Extracted data entries:
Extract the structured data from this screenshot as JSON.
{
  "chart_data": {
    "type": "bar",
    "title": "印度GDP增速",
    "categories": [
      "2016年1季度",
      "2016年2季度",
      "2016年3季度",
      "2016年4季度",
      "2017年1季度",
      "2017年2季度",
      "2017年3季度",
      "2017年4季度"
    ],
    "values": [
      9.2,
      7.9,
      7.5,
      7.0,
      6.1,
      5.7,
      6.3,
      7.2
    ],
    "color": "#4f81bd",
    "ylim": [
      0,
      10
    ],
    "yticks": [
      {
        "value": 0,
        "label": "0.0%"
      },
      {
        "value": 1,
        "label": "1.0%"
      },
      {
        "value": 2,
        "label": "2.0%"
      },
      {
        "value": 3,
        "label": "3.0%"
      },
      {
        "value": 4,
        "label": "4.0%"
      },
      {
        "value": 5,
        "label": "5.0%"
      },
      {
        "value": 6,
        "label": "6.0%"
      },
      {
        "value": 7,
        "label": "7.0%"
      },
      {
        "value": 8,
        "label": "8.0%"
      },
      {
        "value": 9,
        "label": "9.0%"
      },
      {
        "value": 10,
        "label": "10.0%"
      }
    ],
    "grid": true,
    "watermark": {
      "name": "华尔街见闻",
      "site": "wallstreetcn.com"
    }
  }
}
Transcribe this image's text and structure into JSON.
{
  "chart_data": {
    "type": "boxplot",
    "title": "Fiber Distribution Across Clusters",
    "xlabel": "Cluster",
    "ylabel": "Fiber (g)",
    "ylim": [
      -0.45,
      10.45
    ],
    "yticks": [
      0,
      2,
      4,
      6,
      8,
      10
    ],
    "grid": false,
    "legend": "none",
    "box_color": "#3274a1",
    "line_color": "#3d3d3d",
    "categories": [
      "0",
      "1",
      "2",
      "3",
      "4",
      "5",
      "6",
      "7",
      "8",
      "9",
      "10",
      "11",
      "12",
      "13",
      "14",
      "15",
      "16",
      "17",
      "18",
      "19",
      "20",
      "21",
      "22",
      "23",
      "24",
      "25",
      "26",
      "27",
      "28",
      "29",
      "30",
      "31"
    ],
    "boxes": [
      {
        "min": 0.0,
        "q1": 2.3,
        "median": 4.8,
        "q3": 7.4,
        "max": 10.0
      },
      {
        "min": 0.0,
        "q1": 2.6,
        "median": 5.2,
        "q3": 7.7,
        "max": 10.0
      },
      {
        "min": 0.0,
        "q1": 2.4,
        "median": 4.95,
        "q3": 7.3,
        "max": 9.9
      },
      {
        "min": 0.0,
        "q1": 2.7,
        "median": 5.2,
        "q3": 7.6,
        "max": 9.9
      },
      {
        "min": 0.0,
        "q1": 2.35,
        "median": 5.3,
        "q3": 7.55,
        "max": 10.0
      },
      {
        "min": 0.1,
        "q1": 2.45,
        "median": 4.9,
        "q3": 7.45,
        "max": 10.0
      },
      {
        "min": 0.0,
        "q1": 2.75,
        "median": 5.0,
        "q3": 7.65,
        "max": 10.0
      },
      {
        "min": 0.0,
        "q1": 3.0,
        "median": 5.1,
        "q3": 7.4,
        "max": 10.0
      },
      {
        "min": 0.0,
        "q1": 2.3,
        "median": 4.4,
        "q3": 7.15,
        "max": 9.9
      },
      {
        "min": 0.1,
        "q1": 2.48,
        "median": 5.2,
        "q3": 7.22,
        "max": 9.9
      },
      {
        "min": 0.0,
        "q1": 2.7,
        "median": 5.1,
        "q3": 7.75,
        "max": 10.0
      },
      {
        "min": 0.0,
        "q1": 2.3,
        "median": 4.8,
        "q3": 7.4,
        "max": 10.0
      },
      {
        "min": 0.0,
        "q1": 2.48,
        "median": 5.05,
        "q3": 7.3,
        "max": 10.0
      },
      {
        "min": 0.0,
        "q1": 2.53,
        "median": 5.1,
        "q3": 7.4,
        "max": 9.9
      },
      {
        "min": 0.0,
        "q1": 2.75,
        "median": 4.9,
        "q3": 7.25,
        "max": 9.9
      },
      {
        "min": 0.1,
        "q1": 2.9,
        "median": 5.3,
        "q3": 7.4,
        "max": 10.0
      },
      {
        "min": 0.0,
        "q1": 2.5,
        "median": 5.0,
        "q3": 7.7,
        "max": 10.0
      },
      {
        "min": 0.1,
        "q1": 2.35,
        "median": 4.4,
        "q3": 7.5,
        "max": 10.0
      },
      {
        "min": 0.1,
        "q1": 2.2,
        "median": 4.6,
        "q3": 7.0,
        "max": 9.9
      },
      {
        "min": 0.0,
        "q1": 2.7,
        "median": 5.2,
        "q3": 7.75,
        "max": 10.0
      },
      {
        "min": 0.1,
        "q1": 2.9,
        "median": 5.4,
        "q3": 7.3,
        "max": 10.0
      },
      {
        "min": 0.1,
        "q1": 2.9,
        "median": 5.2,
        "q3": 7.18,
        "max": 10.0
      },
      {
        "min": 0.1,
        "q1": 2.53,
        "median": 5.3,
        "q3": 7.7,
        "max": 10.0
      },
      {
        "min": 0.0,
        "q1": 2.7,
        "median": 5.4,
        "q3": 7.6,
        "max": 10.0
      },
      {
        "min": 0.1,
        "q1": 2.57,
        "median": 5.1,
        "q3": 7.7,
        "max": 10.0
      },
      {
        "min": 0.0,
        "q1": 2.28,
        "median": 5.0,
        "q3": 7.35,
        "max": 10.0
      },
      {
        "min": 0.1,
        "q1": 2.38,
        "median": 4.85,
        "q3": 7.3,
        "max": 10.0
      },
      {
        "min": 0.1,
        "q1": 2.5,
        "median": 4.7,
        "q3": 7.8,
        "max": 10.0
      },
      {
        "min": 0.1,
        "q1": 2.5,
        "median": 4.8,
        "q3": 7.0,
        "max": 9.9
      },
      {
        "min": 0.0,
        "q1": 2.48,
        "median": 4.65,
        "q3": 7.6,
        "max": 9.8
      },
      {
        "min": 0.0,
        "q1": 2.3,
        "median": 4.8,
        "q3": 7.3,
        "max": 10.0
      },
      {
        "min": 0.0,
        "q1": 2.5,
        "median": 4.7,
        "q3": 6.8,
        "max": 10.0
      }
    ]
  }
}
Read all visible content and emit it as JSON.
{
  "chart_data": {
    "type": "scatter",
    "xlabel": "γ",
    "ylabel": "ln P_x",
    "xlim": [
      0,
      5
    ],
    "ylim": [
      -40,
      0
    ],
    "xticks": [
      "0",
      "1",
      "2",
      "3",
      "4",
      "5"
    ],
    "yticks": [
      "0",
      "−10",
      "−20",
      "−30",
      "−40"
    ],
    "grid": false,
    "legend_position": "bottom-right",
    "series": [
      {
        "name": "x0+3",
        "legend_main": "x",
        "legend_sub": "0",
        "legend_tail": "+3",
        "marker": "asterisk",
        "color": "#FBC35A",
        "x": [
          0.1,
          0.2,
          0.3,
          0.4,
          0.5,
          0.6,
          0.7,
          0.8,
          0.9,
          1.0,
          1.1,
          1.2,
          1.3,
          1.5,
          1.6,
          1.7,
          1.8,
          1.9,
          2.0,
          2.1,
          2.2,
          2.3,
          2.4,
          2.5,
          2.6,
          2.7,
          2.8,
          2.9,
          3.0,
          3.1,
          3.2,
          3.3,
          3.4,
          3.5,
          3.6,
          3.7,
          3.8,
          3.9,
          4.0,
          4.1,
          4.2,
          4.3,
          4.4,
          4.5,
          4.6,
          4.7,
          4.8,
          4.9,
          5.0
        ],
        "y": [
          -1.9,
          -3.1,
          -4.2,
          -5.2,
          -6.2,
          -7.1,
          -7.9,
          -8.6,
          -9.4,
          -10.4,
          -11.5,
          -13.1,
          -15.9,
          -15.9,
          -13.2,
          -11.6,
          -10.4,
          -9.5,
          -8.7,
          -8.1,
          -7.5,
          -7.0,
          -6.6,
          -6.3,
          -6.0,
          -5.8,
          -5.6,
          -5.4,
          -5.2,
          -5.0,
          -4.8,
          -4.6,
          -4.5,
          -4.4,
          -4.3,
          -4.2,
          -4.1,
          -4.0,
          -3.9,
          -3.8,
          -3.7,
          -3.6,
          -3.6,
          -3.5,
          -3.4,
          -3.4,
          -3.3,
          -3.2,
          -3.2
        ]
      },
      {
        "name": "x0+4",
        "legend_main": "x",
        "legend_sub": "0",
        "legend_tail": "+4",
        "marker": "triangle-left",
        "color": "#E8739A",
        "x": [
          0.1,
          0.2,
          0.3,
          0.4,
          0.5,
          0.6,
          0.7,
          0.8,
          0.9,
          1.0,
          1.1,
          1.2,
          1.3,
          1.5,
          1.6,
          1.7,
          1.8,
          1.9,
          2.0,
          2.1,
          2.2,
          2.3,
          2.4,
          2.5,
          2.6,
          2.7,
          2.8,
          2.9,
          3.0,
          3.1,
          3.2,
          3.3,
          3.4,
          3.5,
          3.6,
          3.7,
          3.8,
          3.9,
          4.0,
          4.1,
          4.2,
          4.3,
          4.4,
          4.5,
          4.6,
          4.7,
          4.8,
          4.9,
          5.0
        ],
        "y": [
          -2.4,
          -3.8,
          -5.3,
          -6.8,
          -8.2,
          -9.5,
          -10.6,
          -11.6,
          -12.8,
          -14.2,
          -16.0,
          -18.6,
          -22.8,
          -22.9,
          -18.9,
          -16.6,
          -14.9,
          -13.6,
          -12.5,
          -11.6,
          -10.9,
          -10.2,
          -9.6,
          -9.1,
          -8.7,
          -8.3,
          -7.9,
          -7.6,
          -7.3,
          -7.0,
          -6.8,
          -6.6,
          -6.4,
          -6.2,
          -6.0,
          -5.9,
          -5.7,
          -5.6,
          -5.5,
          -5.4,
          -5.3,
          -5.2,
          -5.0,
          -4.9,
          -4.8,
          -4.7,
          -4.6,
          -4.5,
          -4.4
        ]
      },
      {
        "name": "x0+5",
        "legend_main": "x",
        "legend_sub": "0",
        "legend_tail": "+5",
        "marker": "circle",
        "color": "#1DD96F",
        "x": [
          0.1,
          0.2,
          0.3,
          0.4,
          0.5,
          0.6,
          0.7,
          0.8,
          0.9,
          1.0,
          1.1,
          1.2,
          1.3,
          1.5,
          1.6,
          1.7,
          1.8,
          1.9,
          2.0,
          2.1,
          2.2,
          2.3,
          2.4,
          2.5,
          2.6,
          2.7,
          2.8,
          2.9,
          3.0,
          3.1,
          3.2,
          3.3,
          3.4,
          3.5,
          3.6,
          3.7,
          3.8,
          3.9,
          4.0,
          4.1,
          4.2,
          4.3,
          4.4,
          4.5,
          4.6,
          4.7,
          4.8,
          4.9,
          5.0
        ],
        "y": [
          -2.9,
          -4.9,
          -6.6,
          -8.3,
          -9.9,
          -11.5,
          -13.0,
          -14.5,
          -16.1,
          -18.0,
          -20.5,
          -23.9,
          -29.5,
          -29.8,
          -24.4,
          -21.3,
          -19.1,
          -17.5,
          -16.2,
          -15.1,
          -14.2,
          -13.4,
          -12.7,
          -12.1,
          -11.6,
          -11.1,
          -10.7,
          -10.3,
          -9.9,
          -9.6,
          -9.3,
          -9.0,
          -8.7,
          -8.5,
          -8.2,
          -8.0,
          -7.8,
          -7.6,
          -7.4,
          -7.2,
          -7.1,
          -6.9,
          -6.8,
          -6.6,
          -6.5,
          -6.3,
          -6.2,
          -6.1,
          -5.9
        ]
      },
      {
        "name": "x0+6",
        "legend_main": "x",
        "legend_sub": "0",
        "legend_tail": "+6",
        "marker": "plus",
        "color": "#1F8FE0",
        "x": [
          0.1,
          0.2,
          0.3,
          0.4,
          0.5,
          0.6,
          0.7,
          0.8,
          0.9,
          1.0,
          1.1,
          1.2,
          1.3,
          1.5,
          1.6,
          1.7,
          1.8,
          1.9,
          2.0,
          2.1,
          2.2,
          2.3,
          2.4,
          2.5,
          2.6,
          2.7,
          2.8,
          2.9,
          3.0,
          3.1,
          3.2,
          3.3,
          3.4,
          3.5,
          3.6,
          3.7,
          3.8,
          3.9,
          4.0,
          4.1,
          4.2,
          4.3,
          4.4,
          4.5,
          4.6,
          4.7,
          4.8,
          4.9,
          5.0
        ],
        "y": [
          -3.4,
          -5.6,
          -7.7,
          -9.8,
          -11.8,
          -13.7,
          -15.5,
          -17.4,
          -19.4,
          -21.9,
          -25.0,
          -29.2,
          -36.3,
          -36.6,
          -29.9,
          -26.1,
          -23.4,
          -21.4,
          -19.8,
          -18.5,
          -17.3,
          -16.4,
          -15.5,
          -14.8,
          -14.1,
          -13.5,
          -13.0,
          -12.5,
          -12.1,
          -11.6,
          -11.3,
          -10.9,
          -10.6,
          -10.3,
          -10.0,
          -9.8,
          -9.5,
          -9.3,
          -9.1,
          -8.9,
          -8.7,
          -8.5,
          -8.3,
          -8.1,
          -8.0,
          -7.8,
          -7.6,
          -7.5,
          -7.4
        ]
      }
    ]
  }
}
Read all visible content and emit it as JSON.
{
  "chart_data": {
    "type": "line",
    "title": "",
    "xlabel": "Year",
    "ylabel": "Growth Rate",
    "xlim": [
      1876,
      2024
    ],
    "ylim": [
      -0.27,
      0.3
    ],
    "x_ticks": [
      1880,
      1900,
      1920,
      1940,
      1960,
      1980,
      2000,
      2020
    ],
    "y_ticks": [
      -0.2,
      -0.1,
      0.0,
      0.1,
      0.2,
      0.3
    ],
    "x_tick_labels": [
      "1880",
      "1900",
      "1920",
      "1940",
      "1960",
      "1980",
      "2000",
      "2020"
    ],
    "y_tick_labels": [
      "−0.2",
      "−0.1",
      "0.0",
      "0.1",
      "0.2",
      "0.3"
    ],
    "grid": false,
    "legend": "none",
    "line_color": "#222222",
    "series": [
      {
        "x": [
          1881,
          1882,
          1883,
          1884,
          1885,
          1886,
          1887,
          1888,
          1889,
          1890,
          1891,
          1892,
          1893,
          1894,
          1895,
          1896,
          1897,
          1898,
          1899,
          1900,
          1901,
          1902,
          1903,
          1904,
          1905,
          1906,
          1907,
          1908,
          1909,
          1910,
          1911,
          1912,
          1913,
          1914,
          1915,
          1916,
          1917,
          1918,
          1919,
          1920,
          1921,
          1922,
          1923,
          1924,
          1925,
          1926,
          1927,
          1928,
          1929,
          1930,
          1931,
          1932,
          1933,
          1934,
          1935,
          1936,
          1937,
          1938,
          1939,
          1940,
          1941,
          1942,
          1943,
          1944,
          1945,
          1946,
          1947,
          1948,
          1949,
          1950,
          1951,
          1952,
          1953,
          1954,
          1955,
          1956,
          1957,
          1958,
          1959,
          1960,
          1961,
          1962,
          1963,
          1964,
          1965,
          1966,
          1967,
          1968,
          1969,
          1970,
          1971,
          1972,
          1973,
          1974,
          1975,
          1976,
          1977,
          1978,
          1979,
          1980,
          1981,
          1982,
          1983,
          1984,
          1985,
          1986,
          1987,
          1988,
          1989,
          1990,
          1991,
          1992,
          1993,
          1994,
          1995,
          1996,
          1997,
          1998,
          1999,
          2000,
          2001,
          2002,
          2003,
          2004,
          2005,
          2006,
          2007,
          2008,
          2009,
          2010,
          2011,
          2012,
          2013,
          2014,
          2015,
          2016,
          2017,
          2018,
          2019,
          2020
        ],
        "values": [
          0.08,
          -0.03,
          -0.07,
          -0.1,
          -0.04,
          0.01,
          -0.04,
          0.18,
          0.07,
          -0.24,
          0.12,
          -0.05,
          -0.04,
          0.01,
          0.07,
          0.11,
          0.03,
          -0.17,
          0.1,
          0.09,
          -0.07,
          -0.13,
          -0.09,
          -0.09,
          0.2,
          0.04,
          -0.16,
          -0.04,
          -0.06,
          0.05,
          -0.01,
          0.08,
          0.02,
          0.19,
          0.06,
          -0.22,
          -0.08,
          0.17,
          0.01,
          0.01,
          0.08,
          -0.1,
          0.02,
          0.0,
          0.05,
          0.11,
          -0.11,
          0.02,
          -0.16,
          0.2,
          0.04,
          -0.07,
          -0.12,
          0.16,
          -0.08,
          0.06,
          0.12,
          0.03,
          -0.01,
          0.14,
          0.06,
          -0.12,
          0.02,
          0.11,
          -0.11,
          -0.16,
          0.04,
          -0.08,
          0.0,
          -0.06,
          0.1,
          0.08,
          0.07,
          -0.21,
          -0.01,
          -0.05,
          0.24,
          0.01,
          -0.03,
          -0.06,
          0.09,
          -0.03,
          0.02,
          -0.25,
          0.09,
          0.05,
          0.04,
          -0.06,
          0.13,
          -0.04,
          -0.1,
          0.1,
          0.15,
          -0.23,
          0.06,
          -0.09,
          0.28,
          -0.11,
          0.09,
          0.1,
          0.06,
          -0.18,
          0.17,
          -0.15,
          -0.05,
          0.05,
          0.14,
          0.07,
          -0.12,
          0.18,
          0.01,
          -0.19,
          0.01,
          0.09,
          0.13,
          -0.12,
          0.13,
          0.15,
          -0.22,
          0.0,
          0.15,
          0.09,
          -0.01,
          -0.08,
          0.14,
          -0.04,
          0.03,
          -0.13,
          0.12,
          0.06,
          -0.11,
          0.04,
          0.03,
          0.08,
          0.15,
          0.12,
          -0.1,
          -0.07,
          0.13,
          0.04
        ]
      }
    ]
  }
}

• [Instruction]:
Count every line above that holds the string "type" and give the total, nothing more.

• [Written solution]:
4